→ Given problem
What is the number of lines in the entries that include the word "headline"? Respond with the number only.

→ Data lines
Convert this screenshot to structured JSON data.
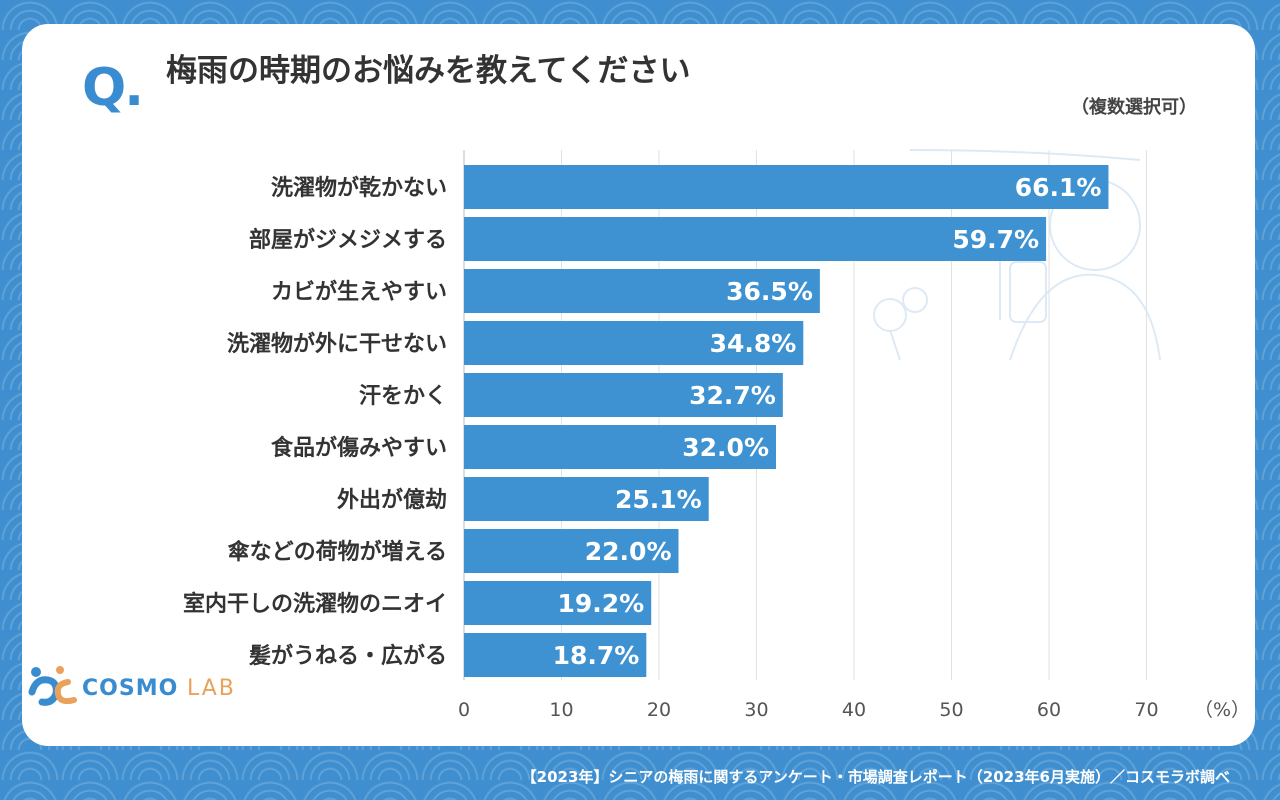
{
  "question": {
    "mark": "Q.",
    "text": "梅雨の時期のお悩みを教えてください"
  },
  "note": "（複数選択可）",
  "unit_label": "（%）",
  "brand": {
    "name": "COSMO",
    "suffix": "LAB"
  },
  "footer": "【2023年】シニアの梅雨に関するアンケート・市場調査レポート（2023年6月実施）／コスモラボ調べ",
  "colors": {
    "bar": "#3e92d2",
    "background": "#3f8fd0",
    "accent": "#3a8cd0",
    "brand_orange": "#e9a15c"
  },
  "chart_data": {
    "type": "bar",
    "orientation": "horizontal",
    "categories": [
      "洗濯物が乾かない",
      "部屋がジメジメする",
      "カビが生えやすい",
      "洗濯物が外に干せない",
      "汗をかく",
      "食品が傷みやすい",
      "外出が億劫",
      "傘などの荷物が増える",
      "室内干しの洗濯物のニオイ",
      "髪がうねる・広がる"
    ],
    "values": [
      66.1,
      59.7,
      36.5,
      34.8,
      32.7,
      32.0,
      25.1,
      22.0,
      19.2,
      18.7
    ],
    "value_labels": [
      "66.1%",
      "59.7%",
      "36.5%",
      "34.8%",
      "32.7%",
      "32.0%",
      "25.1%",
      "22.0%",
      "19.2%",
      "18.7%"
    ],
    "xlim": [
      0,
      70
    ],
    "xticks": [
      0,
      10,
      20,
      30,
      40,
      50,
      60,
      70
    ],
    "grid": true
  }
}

...

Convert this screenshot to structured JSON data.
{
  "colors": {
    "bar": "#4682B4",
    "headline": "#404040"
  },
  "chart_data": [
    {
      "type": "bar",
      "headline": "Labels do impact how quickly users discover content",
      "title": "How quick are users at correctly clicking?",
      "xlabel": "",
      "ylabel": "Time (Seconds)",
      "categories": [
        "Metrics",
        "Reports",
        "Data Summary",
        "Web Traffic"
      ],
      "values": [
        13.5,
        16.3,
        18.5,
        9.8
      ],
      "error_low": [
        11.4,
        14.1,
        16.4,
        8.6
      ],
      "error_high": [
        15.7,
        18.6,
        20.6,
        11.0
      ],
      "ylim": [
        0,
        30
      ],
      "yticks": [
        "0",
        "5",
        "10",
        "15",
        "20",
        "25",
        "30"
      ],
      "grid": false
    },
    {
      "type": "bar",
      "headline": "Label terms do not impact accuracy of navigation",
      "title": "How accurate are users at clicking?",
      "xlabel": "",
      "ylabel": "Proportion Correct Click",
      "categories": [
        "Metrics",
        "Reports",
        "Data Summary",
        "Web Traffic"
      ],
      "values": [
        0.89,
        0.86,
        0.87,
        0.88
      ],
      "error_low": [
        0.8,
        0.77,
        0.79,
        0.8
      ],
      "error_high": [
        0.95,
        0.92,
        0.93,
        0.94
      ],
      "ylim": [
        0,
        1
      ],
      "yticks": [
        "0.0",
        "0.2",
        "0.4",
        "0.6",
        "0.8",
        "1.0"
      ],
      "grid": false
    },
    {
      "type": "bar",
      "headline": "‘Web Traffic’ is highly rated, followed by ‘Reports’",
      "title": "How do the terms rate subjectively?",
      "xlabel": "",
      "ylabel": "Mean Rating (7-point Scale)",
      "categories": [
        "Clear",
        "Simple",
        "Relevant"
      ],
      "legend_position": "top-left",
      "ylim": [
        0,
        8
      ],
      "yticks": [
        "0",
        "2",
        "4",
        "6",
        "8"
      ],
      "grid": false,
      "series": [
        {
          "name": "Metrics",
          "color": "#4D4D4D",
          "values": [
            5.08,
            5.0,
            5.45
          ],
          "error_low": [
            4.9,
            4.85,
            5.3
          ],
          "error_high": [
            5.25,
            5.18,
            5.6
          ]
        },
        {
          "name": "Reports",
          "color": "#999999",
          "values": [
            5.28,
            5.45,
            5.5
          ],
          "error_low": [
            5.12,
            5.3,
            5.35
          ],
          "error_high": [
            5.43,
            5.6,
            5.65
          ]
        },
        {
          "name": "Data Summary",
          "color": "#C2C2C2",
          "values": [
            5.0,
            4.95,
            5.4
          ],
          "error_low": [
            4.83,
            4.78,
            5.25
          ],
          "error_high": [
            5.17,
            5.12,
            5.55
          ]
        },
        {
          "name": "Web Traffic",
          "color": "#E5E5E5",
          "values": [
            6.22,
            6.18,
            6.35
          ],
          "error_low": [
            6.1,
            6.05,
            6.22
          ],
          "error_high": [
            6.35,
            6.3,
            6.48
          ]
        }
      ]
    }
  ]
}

→ Answer to this task
4